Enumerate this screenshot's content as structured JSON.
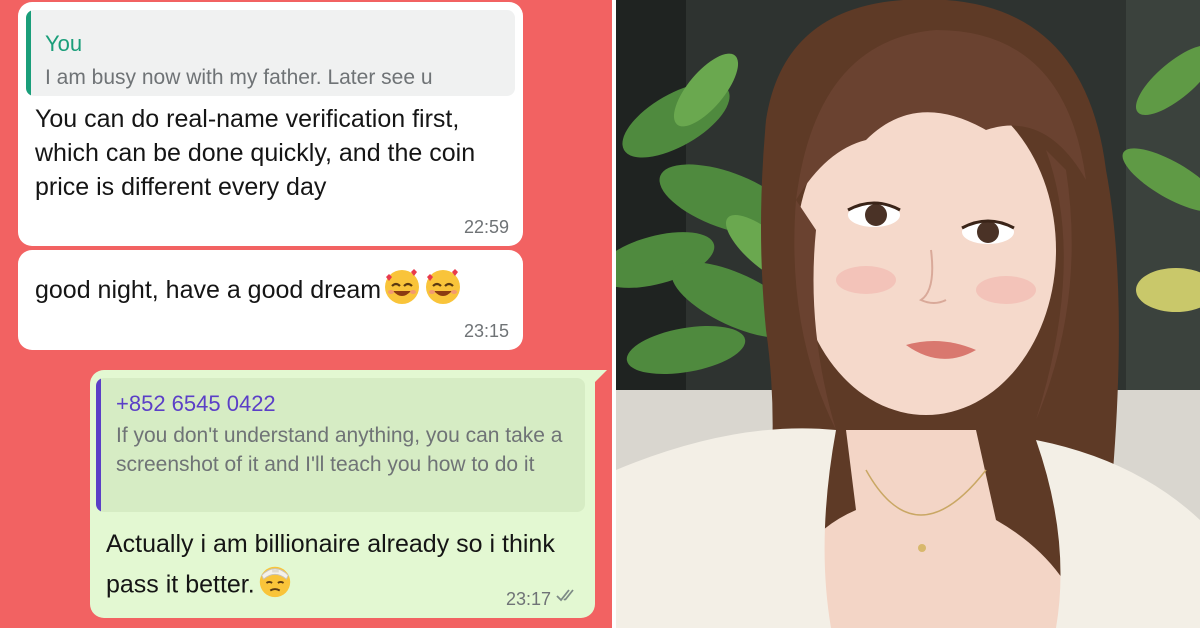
{
  "chat": {
    "msg1": {
      "quote_name": "You",
      "quote_text": "I am busy now with my father. Later see u",
      "text": "You can do real-name verification first, which can be done quickly, and the coin price is different every day",
      "time": "22:59"
    },
    "msg2": {
      "text": "good night, have a good dream",
      "emoji": "smiling-face-with-hearts-icon",
      "time": "23:15"
    },
    "msg3": {
      "quote_name": "+852 6545 0422",
      "quote_text": "If you don't understand anything, you can take a screenshot of it and I'll teach you how to do it",
      "text": "Actually i am billionaire already so i think pass it better.",
      "emoji": "face-with-head-bandage-icon",
      "time": "23:17",
      "status": "read-double-check-icon"
    }
  },
  "colors": {
    "background": "#f26262",
    "incoming_bubble": "#ffffff",
    "outgoing_bubble": "#e3f8d2",
    "quote_you": "#1a9e7a",
    "quote_contact": "#5b3fc7"
  },
  "photo": {
    "subject": "selfie-photo"
  }
}
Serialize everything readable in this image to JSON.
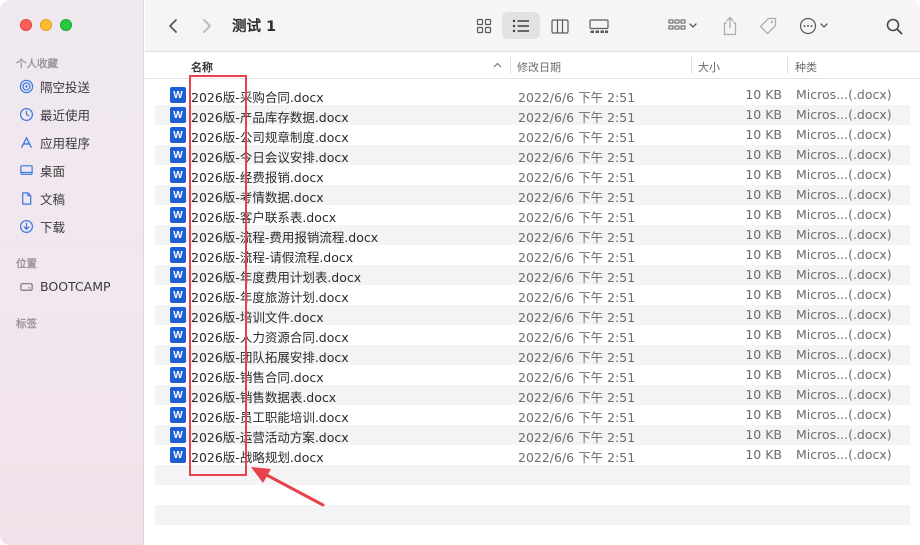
{
  "window": {
    "title": "测试 1"
  },
  "sidebar": {
    "favorites_label": "个人收藏",
    "favorites": [
      {
        "label": "隔空投送",
        "icon": "airdrop-icon"
      },
      {
        "label": "最近使用",
        "icon": "clock-icon"
      },
      {
        "label": "应用程序",
        "icon": "applications-icon"
      },
      {
        "label": "桌面",
        "icon": "desktop-icon"
      },
      {
        "label": "文稿",
        "icon": "document-icon"
      },
      {
        "label": "下载",
        "icon": "download-icon"
      }
    ],
    "locations_label": "位置",
    "locations": [
      {
        "label": "BOOTCAMP",
        "icon": "disk-icon"
      }
    ],
    "tags_label": "标签"
  },
  "columns": {
    "name": "名称",
    "date": "修改日期",
    "size": "大小",
    "kind": "种类"
  },
  "files": [
    {
      "name": "2026版-采购合同.docx",
      "date": "2022/6/6 下午 2:51",
      "size": "10 KB",
      "kind": "Micros...(.docx)"
    },
    {
      "name": "2026版-产品库存数据.docx",
      "date": "2022/6/6 下午 2:51",
      "size": "10 KB",
      "kind": "Micros...(.docx)"
    },
    {
      "name": "2026版-公司规章制度.docx",
      "date": "2022/6/6 下午 2:51",
      "size": "10 KB",
      "kind": "Micros...(.docx)"
    },
    {
      "name": "2026版-今日会议安排.docx",
      "date": "2022/6/6 下午 2:51",
      "size": "10 KB",
      "kind": "Micros...(.docx)"
    },
    {
      "name": "2026版-经费报销.docx",
      "date": "2022/6/6 下午 2:51",
      "size": "10 KB",
      "kind": "Micros...(.docx)"
    },
    {
      "name": "2026版-考情数据.docx",
      "date": "2022/6/6 下午 2:51",
      "size": "10 KB",
      "kind": "Micros...(.docx)"
    },
    {
      "name": "2026版-客户联系表.docx",
      "date": "2022/6/6 下午 2:51",
      "size": "10 KB",
      "kind": "Micros...(.docx)"
    },
    {
      "name": "2026版-流程-费用报销流程.docx",
      "date": "2022/6/6 下午 2:51",
      "size": "10 KB",
      "kind": "Micros...(.docx)"
    },
    {
      "name": "2026版-流程-请假流程.docx",
      "date": "2022/6/6 下午 2:51",
      "size": "10 KB",
      "kind": "Micros...(.docx)"
    },
    {
      "name": "2026版-年度费用计划表.docx",
      "date": "2022/6/6 下午 2:51",
      "size": "10 KB",
      "kind": "Micros...(.docx)"
    },
    {
      "name": "2026版-年度旅游计划.docx",
      "date": "2022/6/6 下午 2:51",
      "size": "10 KB",
      "kind": "Micros...(.docx)"
    },
    {
      "name": "2026版-培训文件.docx",
      "date": "2022/6/6 下午 2:51",
      "size": "10 KB",
      "kind": "Micros...(.docx)"
    },
    {
      "name": "2026版-人力资源合同.docx",
      "date": "2022/6/6 下午 2:51",
      "size": "10 KB",
      "kind": "Micros...(.docx)"
    },
    {
      "name": "2026版-团队拓展安排.docx",
      "date": "2022/6/6 下午 2:51",
      "size": "10 KB",
      "kind": "Micros...(.docx)"
    },
    {
      "name": "2026版-销售合同.docx",
      "date": "2022/6/6 下午 2:51",
      "size": "10 KB",
      "kind": "Micros...(.docx)"
    },
    {
      "name": "2026版-销售数据表.docx",
      "date": "2022/6/6 下午 2:51",
      "size": "10 KB",
      "kind": "Micros...(.docx)"
    },
    {
      "name": "2026版-员工职能培训.docx",
      "date": "2022/6/6 下午 2:51",
      "size": "10 KB",
      "kind": "Micros...(.docx)"
    },
    {
      "name": "2026版-运营活动方案.docx",
      "date": "2022/6/6 下午 2:51",
      "size": "10 KB",
      "kind": "Micros...(.docx)"
    },
    {
      "name": "2026版-战略规划.docx",
      "date": "2022/6/6 下午 2:51",
      "size": "10 KB",
      "kind": "Micros...(.docx)"
    }
  ],
  "file_icon_letter": "W",
  "colors": {
    "accent": "#1f5fd6",
    "annotation": "#e8434c"
  }
}
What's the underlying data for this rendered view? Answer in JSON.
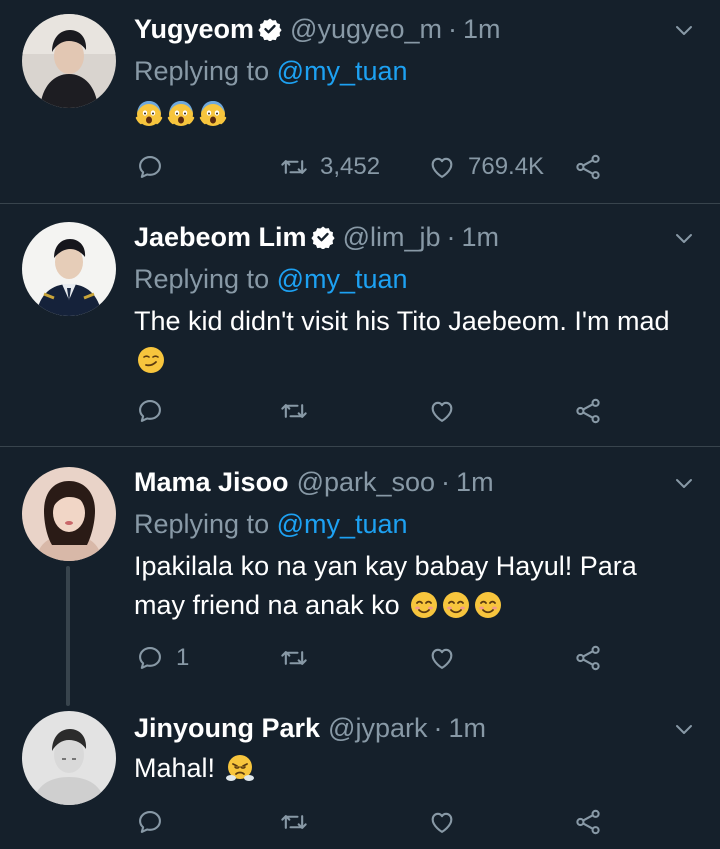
{
  "tweets": [
    {
      "name": "Yugyeom",
      "verified": true,
      "handle": "@yugyeo_m",
      "time": "1m",
      "replying_prefix": "Replying to",
      "replying_to": "@my_tuan",
      "text": "",
      "emojis": [
        "fearful-face-emoji",
        "fearful-face-emoji",
        "fearful-face-emoji"
      ],
      "reply_count": "",
      "retweet_count": "3,452",
      "like_count": "769.4K"
    },
    {
      "name": "Jaebeom Lim",
      "verified": true,
      "handle": "@lim_jb",
      "time": "1m",
      "replying_prefix": "Replying to",
      "replying_to": "@my_tuan",
      "text": "The kid didn't visit his Tito Jaebeom. I'm mad",
      "emojis": [
        "smirking-face-emoji"
      ],
      "reply_count": "",
      "retweet_count": "",
      "like_count": ""
    },
    {
      "name": "Mama Jisoo",
      "verified": false,
      "handle": "@park_soo",
      "time": "1m",
      "replying_prefix": "Replying to",
      "replying_to": "@my_tuan",
      "text": "Ipakilala ko na yan kay babay Hayul! Para may friend na anak ko",
      "emojis": [
        "smiling-face-emoji",
        "smiling-face-emoji",
        "smiling-face-emoji"
      ],
      "reply_count": "1",
      "retweet_count": "",
      "like_count": ""
    },
    {
      "name": "Jinyoung Park",
      "verified": false,
      "handle": "@jypark",
      "time": "1m",
      "text": "Mahal!",
      "emojis": [
        "steam-from-nose-emoji"
      ],
      "reply_count": "",
      "retweet_count": "",
      "like_count": ""
    }
  ],
  "separator": "·",
  "colors": {
    "background": "#15202b",
    "divider": "#38444d",
    "secondary_text": "#8899a6",
    "link": "#1da1f2",
    "verified_badge": "#ffffff"
  }
}
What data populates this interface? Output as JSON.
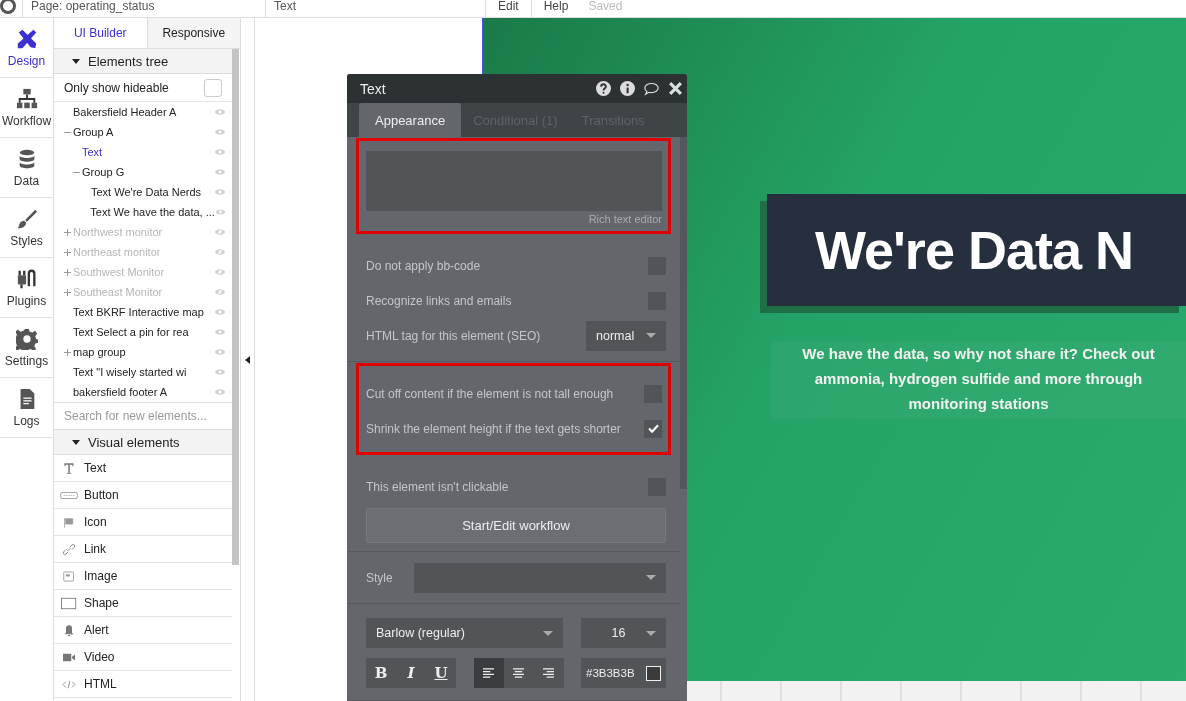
{
  "top_bar": {
    "page_select": "Page: operating_status",
    "element_select": "Text",
    "menu": [
      "Edit",
      "Help"
    ],
    "status": "Saved"
  },
  "nav": [
    {
      "label": "Design",
      "selected": true
    },
    {
      "label": "Workflow",
      "selected": false
    },
    {
      "label": "Data",
      "selected": false
    },
    {
      "label": "Styles",
      "selected": false
    },
    {
      "label": "Plugins",
      "selected": false
    },
    {
      "label": "Settings",
      "selected": false
    },
    {
      "label": "Logs",
      "selected": false
    }
  ],
  "panel_tabs": [
    {
      "label": "UI Builder",
      "selected": true
    },
    {
      "label": "Responsive",
      "selected": false
    }
  ],
  "elements_tree": {
    "title": "Elements tree",
    "expanded": true,
    "only_hideable": {
      "label": "Only show hideable",
      "checked": false
    },
    "items": [
      {
        "label": "Bakersfield Header A",
        "hidden": false,
        "selected": false
      },
      {
        "label": "Group A",
        "hidden": false,
        "selected": false,
        "expanded": true,
        "children": [
          {
            "label": "Text",
            "hidden": false,
            "selected": true
          },
          {
            "label": "Group G",
            "hidden": false,
            "selected": false,
            "expanded": true,
            "children": [
              {
                "label": "Text We're Data Nerds",
                "hidden": false,
                "selected": false
              },
              {
                "label": "Text We have the data, ...",
                "hidden": false,
                "selected": false
              }
            ]
          }
        ]
      },
      {
        "label": "Northwest monitor",
        "hidden": true,
        "selected": false,
        "expanded": false
      },
      {
        "label": "Northeast monitor",
        "hidden": true,
        "selected": false,
        "expanded": false
      },
      {
        "label": "Southwest Monitor",
        "hidden": true,
        "selected": false,
        "expanded": false
      },
      {
        "label": "Southeast Monitor",
        "hidden": true,
        "selected": false,
        "expanded": false
      },
      {
        "label": "Text BKRF Interactive map",
        "hidden": false,
        "selected": false
      },
      {
        "label": "Text Select a pin for rea",
        "hidden": false,
        "selected": false
      },
      {
        "label": "map group",
        "hidden": false,
        "selected": false,
        "expanded": false
      },
      {
        "label": "Text \"I wisely started wi",
        "hidden": false,
        "selected": false
      },
      {
        "label": "bakersfield footer A",
        "hidden": false,
        "selected": false
      }
    ],
    "search": {
      "placeholder": "Search for new elements..."
    }
  },
  "visual_elements": {
    "title": "Visual elements",
    "expanded": true,
    "items": [
      "Text",
      "Button",
      "Icon",
      "Link",
      "Image",
      "Shape",
      "Alert",
      "Video",
      "HTML"
    ]
  },
  "editor": {
    "title": "Text",
    "tabs": [
      {
        "label": "Appearance",
        "selected": true
      },
      {
        "label": "Conditional (1)",
        "selected": false
      },
      {
        "label": "Transitions",
        "selected": false
      }
    ],
    "sections": [
      {
        "highlighted": true,
        "rows": [
          {
            "kind": "richtext",
            "caption": "Rich text editor"
          }
        ]
      },
      {
        "highlighted": false,
        "rows": [
          {
            "kind": "checkbox",
            "label": "Do not apply bb-code",
            "checked": false
          },
          {
            "kind": "checkbox",
            "label": "Recognize links and emails",
            "checked": false
          },
          {
            "kind": "select",
            "label": "HTML tag for this element (SEO)",
            "value": "normal"
          }
        ]
      },
      {
        "highlighted": true,
        "rows": [
          {
            "kind": "checkbox",
            "label": "Cut off content if the element is not tall enough",
            "checked": false
          },
          {
            "kind": "checkbox",
            "label": "Shrink the element height if the text gets shorter",
            "checked": true
          }
        ]
      },
      {
        "highlighted": false,
        "rows": [
          {
            "kind": "checkbox",
            "label": "This element isn't clickable",
            "checked": false
          },
          {
            "kind": "button",
            "label": "Start/Edit workflow"
          }
        ]
      },
      {
        "highlighted": false,
        "rows": [
          {
            "kind": "style",
            "label": "Style"
          }
        ]
      },
      {
        "highlighted": false,
        "rows": [
          {
            "kind": "font",
            "font": "Barlow (regular)",
            "size": "16",
            "format": [
              {
                "label": "B",
                "selected": false
              },
              {
                "label": "I",
                "selected": false
              },
              {
                "label": "U",
                "selected": false
              }
            ],
            "align": [
              {
                "selected": true
              },
              {
                "selected": false
              },
              {
                "selected": false
              }
            ],
            "color": "#3B3B3B"
          }
        ]
      }
    ]
  },
  "canvas": {
    "heading": "We're Data N",
    "subtitle": [
      "We have the data, so why not share it? Check out",
      "ammonia, hydrogen sulfide and more through",
      "monitoring stations"
    ]
  }
}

[Exercise directions]:
Gather each line in these records that contains the string "screenshot".

[Solved problem]:
Enumerate this screenshot's content as structured JSON.
      "quote_text": "If you don't understand anything, you can take a screenshot of it and I'll teach you how to do it",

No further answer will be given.